» Listing
<<<<

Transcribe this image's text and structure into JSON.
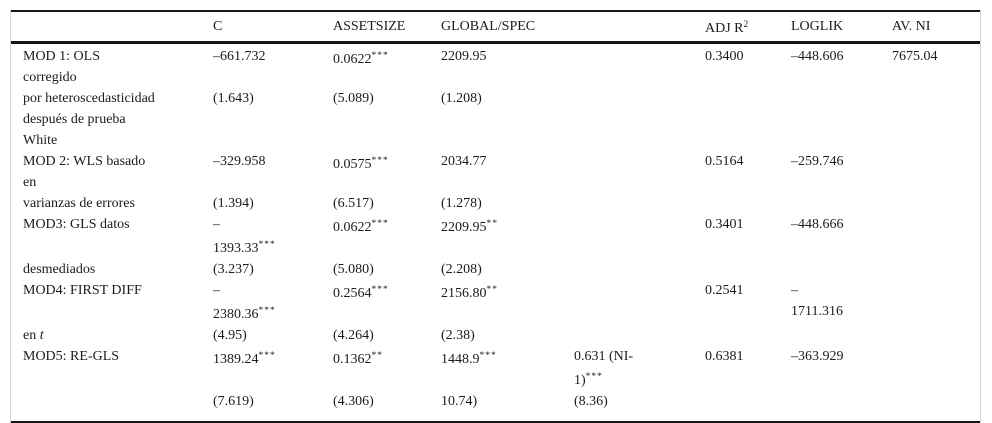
{
  "document_type": "regression-results-table",
  "colors": {
    "background": "#ffffff",
    "text": "#1b1b1b",
    "rule": "#161616",
    "frame_border": "#d4d4d4"
  },
  "table": {
    "headers": [
      {
        "t": ""
      },
      {
        "t": "C"
      },
      {
        "t": "ASSETSIZE"
      },
      {
        "t": "GLOBAL/SPEC"
      },
      {
        "t": ""
      },
      {
        "t": "ADJ R",
        "s": "2"
      },
      {
        "t": "LOGLIK"
      },
      {
        "t": "AV. NI"
      }
    ],
    "rows": [
      {
        "cells": [
          {
            "t": "MOD 1: OLS\ncorregido"
          },
          {
            "t": "–661.732"
          },
          {
            "t": "0.0622",
            "s": "***"
          },
          {
            "t": "2209.95"
          },
          {
            "t": ""
          },
          {
            "t": "0.3400"
          },
          {
            "t": "–448.606"
          },
          {
            "t": "7675.04"
          }
        ]
      },
      {
        "cells": [
          {
            "t": "por heteroscedasticidad\ndespués de prueba\nWhite"
          },
          {
            "t": "(1.643)"
          },
          {
            "t": "(5.089)"
          },
          {
            "t": "(1.208)"
          },
          {
            "t": ""
          },
          {
            "t": ""
          },
          {
            "t": ""
          },
          {
            "t": ""
          }
        ]
      },
      {
        "cells": [
          {
            "t": "MOD 2: WLS basado\nen"
          },
          {
            "t": "–329.958"
          },
          {
            "t": "0.0575",
            "s": "***"
          },
          {
            "t": "2034.77"
          },
          {
            "t": ""
          },
          {
            "t": "0.5164"
          },
          {
            "t": "–259.746"
          },
          {
            "t": ""
          }
        ]
      },
      {
        "cells": [
          {
            "t": "varianzas de errores"
          },
          {
            "t": "(1.394)"
          },
          {
            "t": "(6.517)"
          },
          {
            "t": "(1.278)"
          },
          {
            "t": ""
          },
          {
            "t": ""
          },
          {
            "t": ""
          },
          {
            "t": ""
          }
        ]
      },
      {
        "cells": [
          {
            "t": "MOD3: GLS datos"
          },
          {
            "t": "–\n1393.33",
            "s": "***"
          },
          {
            "t": "0.0622",
            "s": "***"
          },
          {
            "t": "2209.95",
            "s": "**"
          },
          {
            "t": ""
          },
          {
            "t": "0.3401"
          },
          {
            "t": "–448.666"
          },
          {
            "t": ""
          }
        ]
      },
      {
        "cells": [
          {
            "t": "desmediados"
          },
          {
            "t": "(3.237)"
          },
          {
            "t": "(5.080)"
          },
          {
            "t": "(2.208)"
          },
          {
            "t": ""
          },
          {
            "t": ""
          },
          {
            "t": ""
          },
          {
            "t": ""
          }
        ]
      },
      {
        "cells": [
          {
            "t": "MOD4: FIRST DIFF"
          },
          {
            "t": "–\n2380.36",
            "s": "***"
          },
          {
            "t": "0.2564",
            "s": "***"
          },
          {
            "t": "2156.80",
            "s": "**"
          },
          {
            "t": ""
          },
          {
            "t": "0.2541"
          },
          {
            "t": "–\n1711.316"
          },
          {
            "t": ""
          }
        ]
      },
      {
        "cells": [
          {
            "t": "en ",
            "i": "t"
          },
          {
            "t": "(4.95)"
          },
          {
            "t": "(4.264)"
          },
          {
            "t": "(2.38)"
          },
          {
            "t": ""
          },
          {
            "t": ""
          },
          {
            "t": ""
          },
          {
            "t": ""
          }
        ]
      },
      {
        "cells": [
          {
            "t": "MOD5: RE-GLS"
          },
          {
            "t": "1389.24",
            "s": "***"
          },
          {
            "t": "0.1362",
            "s": "**"
          },
          {
            "t": "1448.9",
            "s": "***"
          },
          {
            "t": "0.631 (NI-\n1)",
            "s": "***"
          },
          {
            "t": "0.6381"
          },
          {
            "t": "–363.929"
          },
          {
            "t": ""
          }
        ]
      },
      {
        "cells": [
          {
            "t": ""
          },
          {
            "t": "(7.619)"
          },
          {
            "t": "(4.306)"
          },
          {
            "t": "10.74)"
          },
          {
            "t": "(8.36)"
          },
          {
            "t": ""
          },
          {
            "t": ""
          },
          {
            "t": ""
          }
        ]
      }
    ]
  }
}
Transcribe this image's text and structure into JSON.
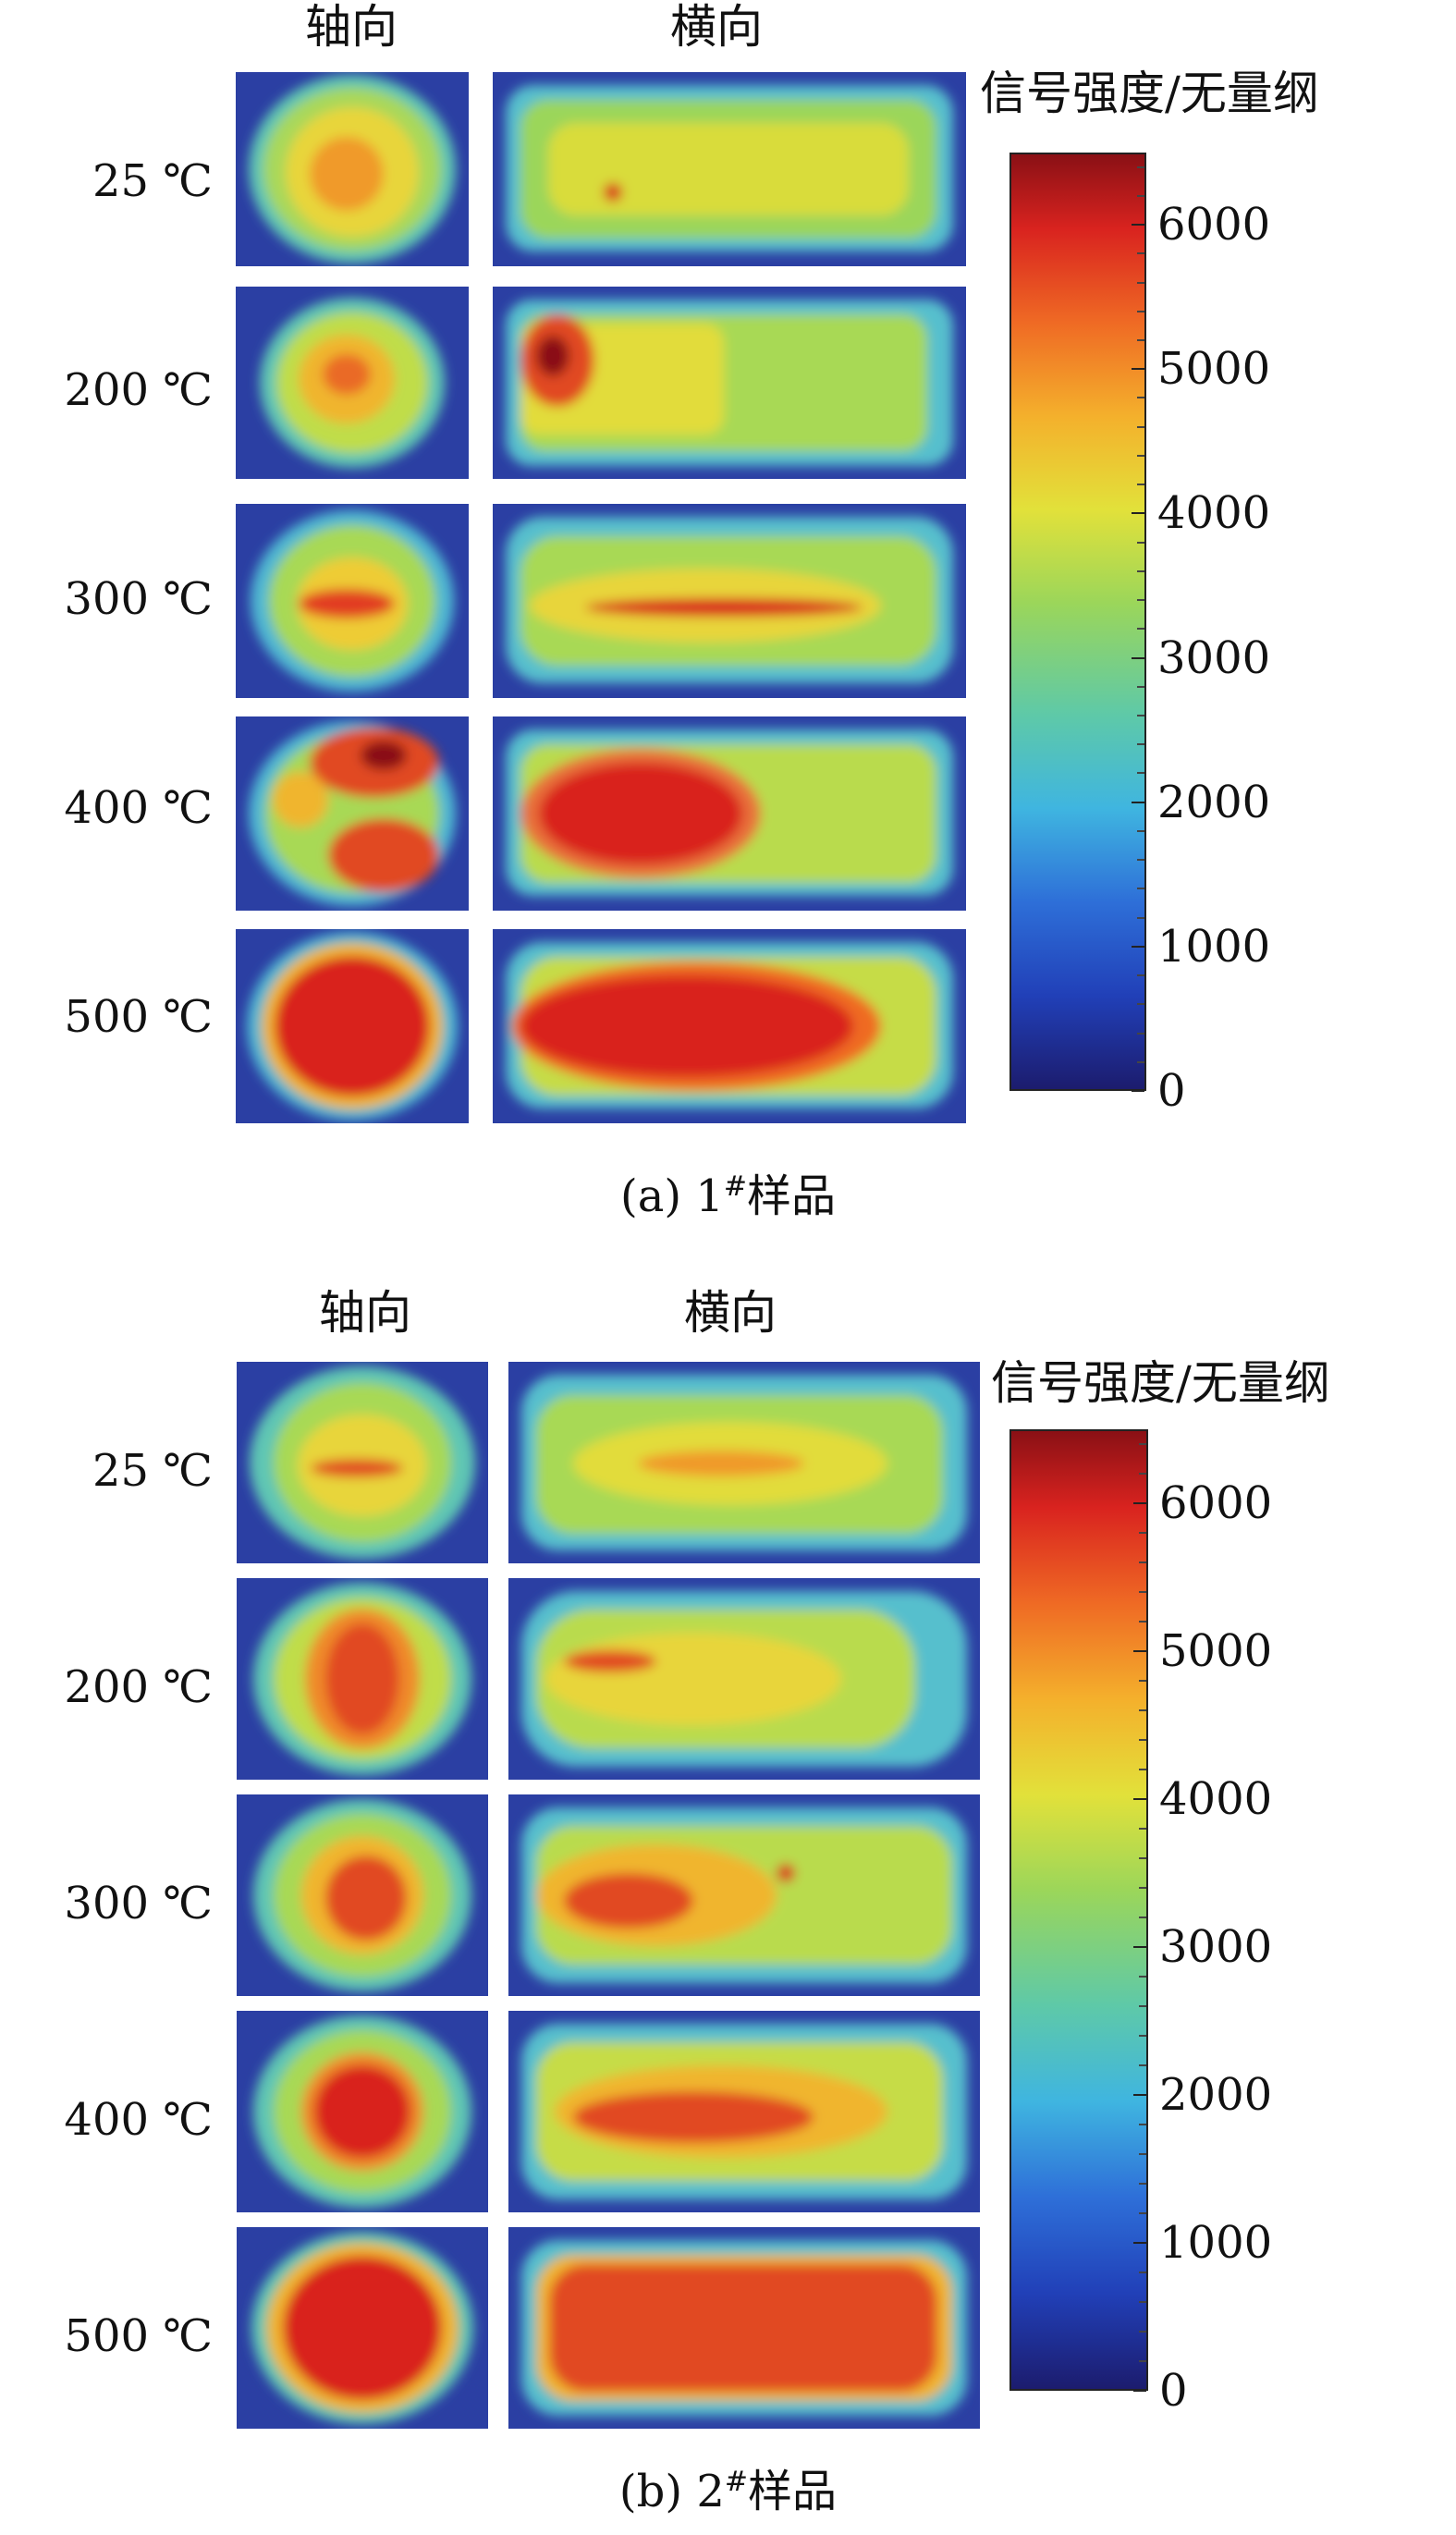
{
  "chart_data": [
    {
      "type": "heatmap",
      "caption": {
        "prefix": "(a) 1",
        "sup": "#",
        "suffix": "样品"
      },
      "columns": [
        "轴向",
        "横向"
      ],
      "rows": [
        "25 ℃",
        "200 ℃",
        "300 ℃",
        "400 ℃",
        "500 ℃"
      ],
      "colorbar": {
        "title": "信号强度/无量纲",
        "ticks": [
          0,
          1000,
          2000,
          3000,
          4000,
          5000,
          6000
        ],
        "range": [
          0,
          6500
        ]
      }
    },
    {
      "type": "heatmap",
      "caption": {
        "prefix": "(b) 2",
        "sup": "#",
        "suffix": "样品"
      },
      "columns": [
        "轴向",
        "横向"
      ],
      "rows": [
        "25 ℃",
        "200 ℃",
        "300 ℃",
        "400 ℃",
        "500 ℃"
      ],
      "colorbar": {
        "title": "信号强度/无量纲",
        "ticks": [
          0,
          1000,
          2000,
          3000,
          4000,
          5000,
          6000
        ],
        "range": [
          0,
          6500
        ]
      }
    }
  ]
}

>>>>

» Exercise requirements
Strip the images and reproduce the remaining records precisely.

» The solution
Transcribe this image's text and structure into JSON.
{
  "document_type": "regression-results-table",
  "colors": {
    "background": "#ffffff",
    "text": "#1b1b1b",
    "rule": "#161616",
    "frame_border": "#d4d4d4"
  },
  "table": {
    "headers": [
      {
        "t": ""
      },
      {
        "t": "C"
      },
      {
        "t": "ASSETSIZE"
      },
      {
        "t": "GLOBAL/SPEC"
      },
      {
        "t": ""
      },
      {
        "t": "ADJ R",
        "s": "2"
      },
      {
        "t": "LOGLIK"
      },
      {
        "t": "AV. NI"
      }
    ],
    "rows": [
      {
        "cells": [
          {
            "t": "MOD 1: OLS\ncorregido"
          },
          {
            "t": "–661.732"
          },
          {
            "t": "0.0622",
            "s": "***"
          },
          {
            "t": "2209.95"
          },
          {
            "t": ""
          },
          {
            "t": "0.3400"
          },
          {
            "t": "–448.606"
          },
          {
            "t": "7675.04"
          }
        ]
      },
      {
        "cells": [
          {
            "t": "por heteroscedasticidad\ndespués de prueba\nWhite"
          },
          {
            "t": "(1.643)"
          },
          {
            "t": "(5.089)"
          },
          {
            "t": "(1.208)"
          },
          {
            "t": ""
          },
          {
            "t": ""
          },
          {
            "t": ""
          },
          {
            "t": ""
          }
        ]
      },
      {
        "cells": [
          {
            "t": "MOD 2: WLS basado\nen"
          },
          {
            "t": "–329.958"
          },
          {
            "t": "0.0575",
            "s": "***"
          },
          {
            "t": "2034.77"
          },
          {
            "t": ""
          },
          {
            "t": "0.5164"
          },
          {
            "t": "–259.746"
          },
          {
            "t": ""
          }
        ]
      },
      {
        "cells": [
          {
            "t": "varianzas de errores"
          },
          {
            "t": "(1.394)"
          },
          {
            "t": "(6.517)"
          },
          {
            "t": "(1.278)"
          },
          {
            "t": ""
          },
          {
            "t": ""
          },
          {
            "t": ""
          },
          {
            "t": ""
          }
        ]
      },
      {
        "cells": [
          {
            "t": "MOD3: GLS datos"
          },
          {
            "t": "–\n1393.33",
            "s": "***"
          },
          {
            "t": "0.0622",
            "s": "***"
          },
          {
            "t": "2209.95",
            "s": "**"
          },
          {
            "t": ""
          },
          {
            "t": "0.3401"
          },
          {
            "t": "–448.666"
          },
          {
            "t": ""
          }
        ]
      },
      {
        "cells": [
          {
            "t": "desmediados"
          },
          {
            "t": "(3.237)"
          },
          {
            "t": "(5.080)"
          },
          {
            "t": "(2.208)"
          },
          {
            "t": ""
          },
          {
            "t": ""
          },
          {
            "t": ""
          },
          {
            "t": ""
          }
        ]
      },
      {
        "cells": [
          {
            "t": "MOD4: FIRST DIFF"
          },
          {
            "t": "–\n2380.36",
            "s": "***"
          },
          {
            "t": "0.2564",
            "s": "***"
          },
          {
            "t": "2156.80",
            "s": "**"
          },
          {
            "t": ""
          },
          {
            "t": "0.2541"
          },
          {
            "t": "–\n1711.316"
          },
          {
            "t": ""
          }
        ]
      },
      {
        "cells": [
          {
            "t": "en ",
            "i": "t"
          },
          {
            "t": "(4.95)"
          },
          {
            "t": "(4.264)"
          },
          {
            "t": "(2.38)"
          },
          {
            "t": ""
          },
          {
            "t": ""
          },
          {
            "t": ""
          },
          {
            "t": ""
          }
        ]
      },
      {
        "cells": [
          {
            "t": "MOD5: RE-GLS"
          },
          {
            "t": "1389.24",
            "s": "***"
          },
          {
            "t": "0.1362",
            "s": "**"
          },
          {
            "t": "1448.9",
            "s": "***"
          },
          {
            "t": "0.631 (NI-\n1)",
            "s": "***"
          },
          {
            "t": "0.6381"
          },
          {
            "t": "–363.929"
          },
          {
            "t": ""
          }
        ]
      },
      {
        "cells": [
          {
            "t": ""
          },
          {
            "t": "(7.619)"
          },
          {
            "t": "(4.306)"
          },
          {
            "t": "10.74)"
          },
          {
            "t": "(8.36)"
          },
          {
            "t": ""
          },
          {
            "t": ""
          },
          {
            "t": ""
          }
        ]
      }
    ]
  }
}
Transcribe this image's text and structure into JSON.
{
  "chart_data": [
    {
      "type": "heatmap",
      "caption": {
        "prefix": "(a) 1",
        "sup": "#",
        "suffix": "样品"
      },
      "columns": [
        "轴向",
        "横向"
      ],
      "rows": [
        "25 ℃",
        "200 ℃",
        "300 ℃",
        "400 ℃",
        "500 ℃"
      ],
      "colorbar": {
        "title": "信号强度/无量纲",
        "ticks": [
          0,
          1000,
          2000,
          3000,
          4000,
          5000,
          6000
        ],
        "range": [
          0,
          6500
        ]
      }
    },
    {
      "type": "heatmap",
      "caption": {
        "prefix": "(b) 2",
        "sup": "#",
        "suffix": "样品"
      },
      "columns": [
        "轴向",
        "横向"
      ],
      "rows": [
        "25 ℃",
        "200 ℃",
        "300 ℃",
        "400 ℃",
        "500 ℃"
      ],
      "colorbar": {
        "title": "信号强度/无量纲",
        "ticks": [
          0,
          1000,
          2000,
          3000,
          4000,
          5000,
          6000
        ],
        "range": [
          0,
          6500
        ]
      }
    }
  ]
}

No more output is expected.